WHAT YOU NEED TO DO.
Assemble all lines in which the string "have" appears.

EXCERPTED DATA.
============
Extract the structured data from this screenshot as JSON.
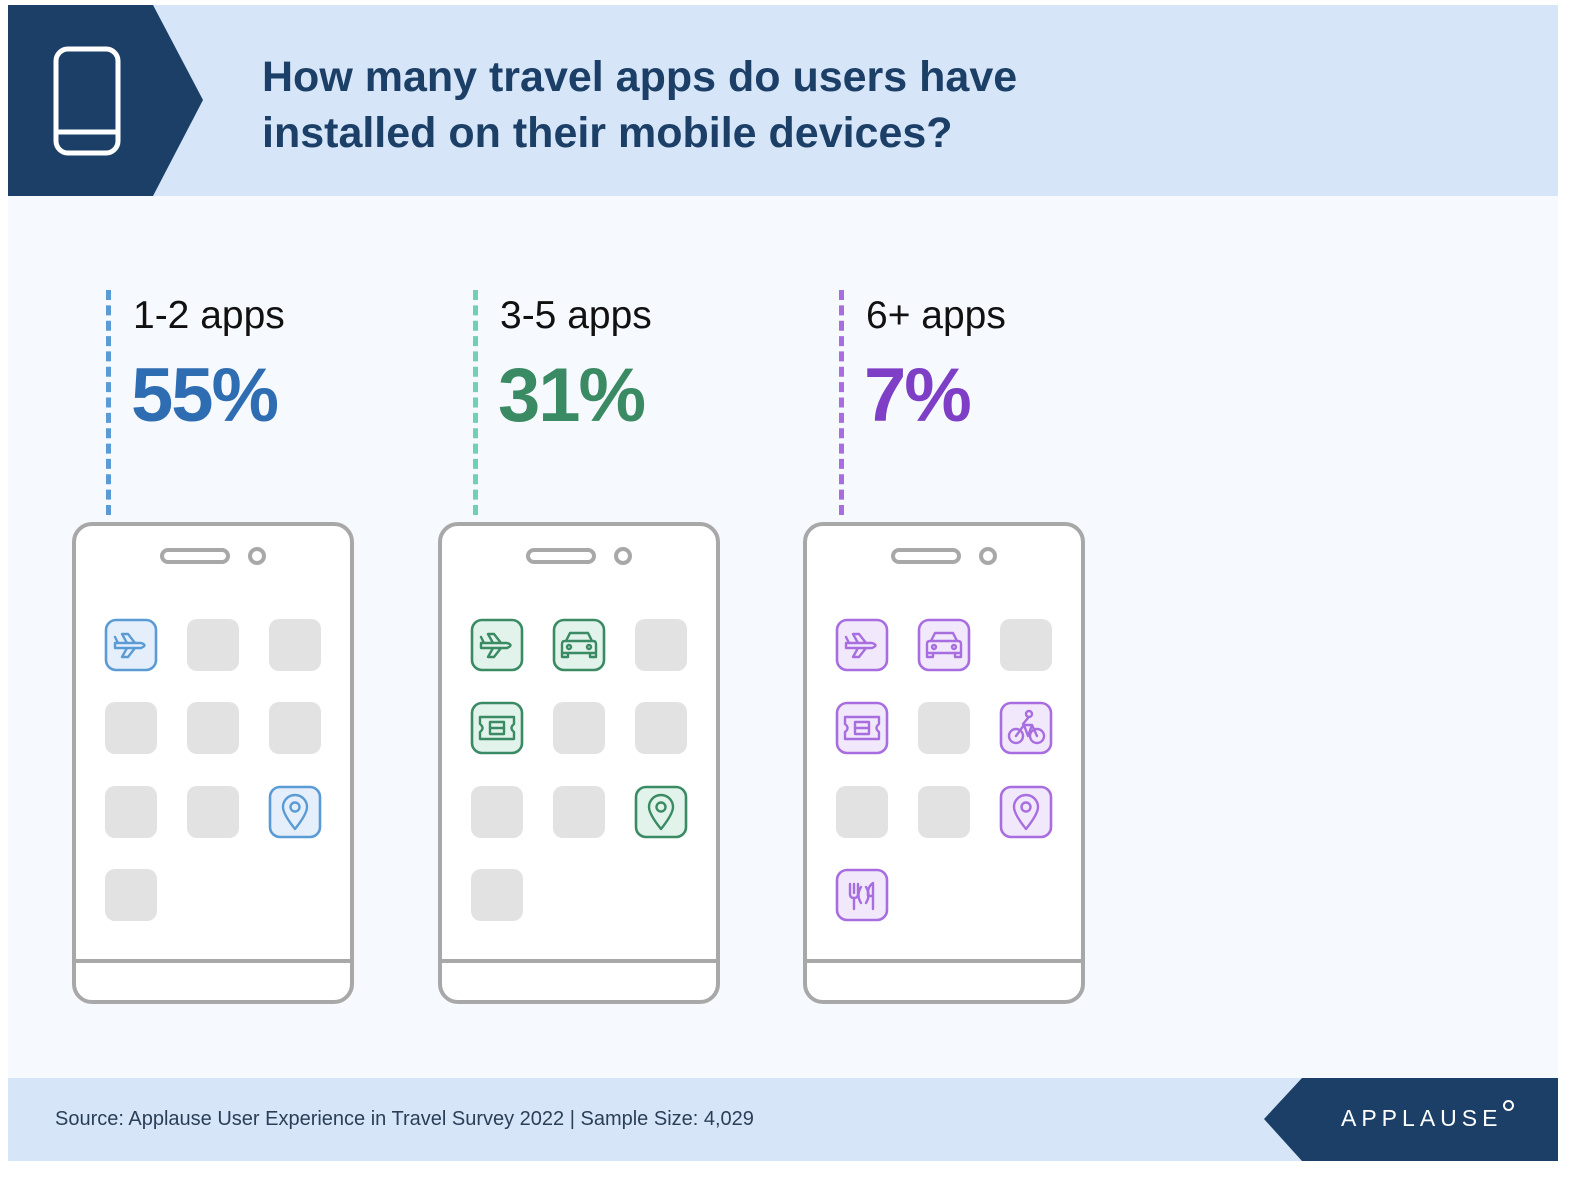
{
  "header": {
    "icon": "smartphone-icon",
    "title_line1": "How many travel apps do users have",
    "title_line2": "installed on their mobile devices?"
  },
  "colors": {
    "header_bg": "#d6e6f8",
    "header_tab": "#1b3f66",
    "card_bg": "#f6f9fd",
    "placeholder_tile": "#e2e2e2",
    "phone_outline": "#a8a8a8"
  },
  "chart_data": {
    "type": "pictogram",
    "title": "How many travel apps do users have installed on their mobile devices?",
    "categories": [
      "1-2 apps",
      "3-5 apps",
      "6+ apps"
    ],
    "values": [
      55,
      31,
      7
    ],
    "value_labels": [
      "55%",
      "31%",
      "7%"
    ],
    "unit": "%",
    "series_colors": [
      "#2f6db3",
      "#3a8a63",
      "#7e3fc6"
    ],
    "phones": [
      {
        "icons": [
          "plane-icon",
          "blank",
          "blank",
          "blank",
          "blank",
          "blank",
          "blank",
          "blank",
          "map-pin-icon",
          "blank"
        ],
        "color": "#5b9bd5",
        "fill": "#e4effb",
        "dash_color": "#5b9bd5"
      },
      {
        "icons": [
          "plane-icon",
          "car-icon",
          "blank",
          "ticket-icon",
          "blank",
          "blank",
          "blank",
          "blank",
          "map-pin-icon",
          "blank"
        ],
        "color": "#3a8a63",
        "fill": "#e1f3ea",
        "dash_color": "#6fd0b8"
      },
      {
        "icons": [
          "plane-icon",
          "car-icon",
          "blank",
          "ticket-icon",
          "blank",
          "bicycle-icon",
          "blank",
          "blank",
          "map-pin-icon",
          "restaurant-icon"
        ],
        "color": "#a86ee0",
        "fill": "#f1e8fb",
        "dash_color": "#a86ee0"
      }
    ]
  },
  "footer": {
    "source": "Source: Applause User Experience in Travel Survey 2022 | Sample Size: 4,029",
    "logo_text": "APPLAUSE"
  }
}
============
TASK RESULT.
    "title_line1": "How many travel apps do users have",
    "title": "How many travel apps do users have installed on their mobile devices?",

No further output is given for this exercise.